## Task directions
Retype every entry exactly, character for character.

## Available data
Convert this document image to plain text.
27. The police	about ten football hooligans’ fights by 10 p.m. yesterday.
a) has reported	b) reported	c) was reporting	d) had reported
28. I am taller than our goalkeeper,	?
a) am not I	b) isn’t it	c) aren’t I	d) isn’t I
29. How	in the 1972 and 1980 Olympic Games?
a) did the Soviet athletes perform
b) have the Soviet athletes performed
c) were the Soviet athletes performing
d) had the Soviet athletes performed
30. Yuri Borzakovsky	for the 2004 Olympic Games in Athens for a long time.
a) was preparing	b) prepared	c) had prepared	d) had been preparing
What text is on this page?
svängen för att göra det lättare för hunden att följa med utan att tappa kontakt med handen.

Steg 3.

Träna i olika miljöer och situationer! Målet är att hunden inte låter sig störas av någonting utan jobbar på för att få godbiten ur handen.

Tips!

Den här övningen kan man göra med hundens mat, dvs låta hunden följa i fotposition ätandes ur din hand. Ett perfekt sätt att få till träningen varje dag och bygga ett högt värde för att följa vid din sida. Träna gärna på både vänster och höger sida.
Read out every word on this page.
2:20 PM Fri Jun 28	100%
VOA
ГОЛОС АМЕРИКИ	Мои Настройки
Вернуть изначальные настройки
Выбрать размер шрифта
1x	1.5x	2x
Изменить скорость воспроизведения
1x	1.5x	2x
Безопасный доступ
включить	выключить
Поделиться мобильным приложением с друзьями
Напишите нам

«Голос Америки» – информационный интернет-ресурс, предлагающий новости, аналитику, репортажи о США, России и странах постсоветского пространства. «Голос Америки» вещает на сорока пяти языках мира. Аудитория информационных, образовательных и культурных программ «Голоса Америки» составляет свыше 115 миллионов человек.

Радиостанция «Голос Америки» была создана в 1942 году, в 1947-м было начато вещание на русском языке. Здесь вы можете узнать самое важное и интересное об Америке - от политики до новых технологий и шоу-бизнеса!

## Solution to this exercise
Convert this document image to plain text.
27. The police	about ten football hooligans’ fights by 10 p.m. yesterday.
a) has reported	b) reported	c) was reporting	d) had reported
28. I am taller than our goalkeeper,	?
a) am not I	b) isn’t it	c) aren’t I	d) isn’t I
29. How	in the 1972 and 1980 Olympic Games?
a) did the Soviet athletes perform
b) have the Soviet athletes performed
c) were the Soviet athletes performing
d) had the Soviet athletes performed
30. Yuri Borzakovsky	for the 2004 Olympic Games in Athens for a long time.
a) was preparing	b) prepared	c) had prepared	d) had been preparing
What text is on this page?
svängen för att göra det lättare för hunden att följa med utan att tappa kontakt med handen.

Steg 3.

Träna i olika miljöer och situationer! Målet är att hunden inte låter sig störas av någonting utan jobbar på för att få godbiten ur handen.

Tips!

Den här övningen kan man göra med hundens mat, dvs låta hunden följa i fotposition ätandes ur din hand. Ett perfekt sätt att få till träningen varje dag och bygga ett högt värde för att följa vid din sida. Träna gärna på både vänster och höger sida.
Read out every word on this page.
2:20 PM Fri Jun 28	100%
VOA
ГОЛОС АМЕРИКИ	Мои Настройки
Вернуть изначальные настройки
Выбрать размер шрифта
1x	1.5x	2x
Изменить скорость воспроизведения
1x	1.5x	2x
Безопасный доступ
включить	выключить
Поделиться мобильным приложением с друзьями
Напишите нам

«Голос Америки» – информационный интернет-ресурс, предлагающий новости, аналитику, репортажи о США, России и странах постсоветского пространства. «Голос Америки» вещает на сорока пяти языках мира. Аудитория информационных, образовательных и культурных программ «Голоса Америки» составляет свыше 115 миллионов человек.

Радиостанция «Голос Америки» была создана в 1942 году, в 1947-м было начато вещание на русском языке. Здесь вы можете узнать самое важное и интересное об Америке - от политики до новых технологий и шоу-бизнеса!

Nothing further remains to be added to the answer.